Copy out every record below, word for word.

** start Material **

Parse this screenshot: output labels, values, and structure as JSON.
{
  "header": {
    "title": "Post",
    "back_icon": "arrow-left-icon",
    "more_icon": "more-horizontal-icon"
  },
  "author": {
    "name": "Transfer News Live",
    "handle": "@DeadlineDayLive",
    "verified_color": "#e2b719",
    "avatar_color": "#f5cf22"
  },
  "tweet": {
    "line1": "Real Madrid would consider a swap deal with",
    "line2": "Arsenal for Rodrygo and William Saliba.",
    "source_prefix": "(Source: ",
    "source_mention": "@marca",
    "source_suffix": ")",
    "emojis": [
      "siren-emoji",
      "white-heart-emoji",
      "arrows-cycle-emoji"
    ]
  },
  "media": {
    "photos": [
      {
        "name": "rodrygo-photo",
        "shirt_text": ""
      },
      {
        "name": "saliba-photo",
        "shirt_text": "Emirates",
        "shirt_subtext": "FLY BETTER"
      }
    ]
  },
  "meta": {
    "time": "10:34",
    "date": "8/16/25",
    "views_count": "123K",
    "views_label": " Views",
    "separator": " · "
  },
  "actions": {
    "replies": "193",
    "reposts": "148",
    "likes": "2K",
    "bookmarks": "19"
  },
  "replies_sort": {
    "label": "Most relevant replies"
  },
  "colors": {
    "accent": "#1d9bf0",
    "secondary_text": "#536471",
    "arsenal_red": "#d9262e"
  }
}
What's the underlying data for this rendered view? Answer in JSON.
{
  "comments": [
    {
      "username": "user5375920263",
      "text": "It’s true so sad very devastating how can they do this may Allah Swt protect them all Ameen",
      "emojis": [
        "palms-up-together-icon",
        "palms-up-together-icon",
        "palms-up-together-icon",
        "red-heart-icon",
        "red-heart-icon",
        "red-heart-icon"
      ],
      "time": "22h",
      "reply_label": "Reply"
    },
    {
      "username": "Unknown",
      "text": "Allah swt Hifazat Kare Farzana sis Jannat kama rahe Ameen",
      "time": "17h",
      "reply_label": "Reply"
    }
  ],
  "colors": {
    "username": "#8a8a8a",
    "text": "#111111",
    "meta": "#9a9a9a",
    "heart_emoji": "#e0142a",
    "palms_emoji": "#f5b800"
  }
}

** end Material **

Result of this exercise:
Parse this screenshot: output labels, values, and structure as JSON.
{
  "header": {
    "title": "Post",
    "back_icon": "arrow-left-icon",
    "more_icon": "more-horizontal-icon"
  },
  "author": {
    "name": "Transfer News Live",
    "handle": "@DeadlineDayLive",
    "verified_color": "#e2b719",
    "avatar_color": "#f5cf22"
  },
  "tweet": {
    "line1": "Real Madrid would consider a swap deal with",
    "line2": "Arsenal for Rodrygo and William Saliba.",
    "source_prefix": "(Source: ",
    "source_mention": "@marca",
    "source_suffix": ")",
    "emojis": [
      "siren-emoji",
      "white-heart-emoji",
      "arrows-cycle-emoji"
    ]
  },
  "media": {
    "photos": [
      {
        "name": "rodrygo-photo",
        "shirt_text": ""
      },
      {
        "name": "saliba-photo",
        "shirt_text": "Emirates",
        "shirt_subtext": "FLY BETTER"
      }
    ]
  },
  "meta": {
    "time": "10:34",
    "date": "8/16/25",
    "views_count": "123K",
    "views_label": " Views",
    "separator": " · "
  },
  "actions": {
    "replies": "193",
    "reposts": "148",
    "likes": "2K",
    "bookmarks": "19"
  },
  "replies_sort": {
    "label": "Most relevant replies"
  },
  "colors": {
    "accent": "#1d9bf0",
    "secondary_text": "#536471",
    "arsenal_red": "#d9262e"
  }
}
What's the underlying data for this rendered view? Answer in JSON.
{
  "comments": [
    {
      "username": "user5375920263",
      "text": "It’s true so sad very devastating how can they do this may Allah Swt protect them all Ameen",
      "emojis": [
        "palms-up-together-icon",
        "palms-up-together-icon",
        "palms-up-together-icon",
        "red-heart-icon",
        "red-heart-icon",
        "red-heart-icon"
      ],
      "time": "22h",
      "reply_label": "Reply"
    },
    {
      "username": "Unknown",
      "text": "Allah swt Hifazat Kare Farzana sis Jannat kama rahe Ameen",
      "time": "17h",
      "reply_label": "Reply"
    }
  ],
  "colors": {
    "username": "#8a8a8a",
    "text": "#111111",
    "meta": "#9a9a9a",
    "heart_emoji": "#e0142a",
    "palms_emoji": "#f5b800"
  }
}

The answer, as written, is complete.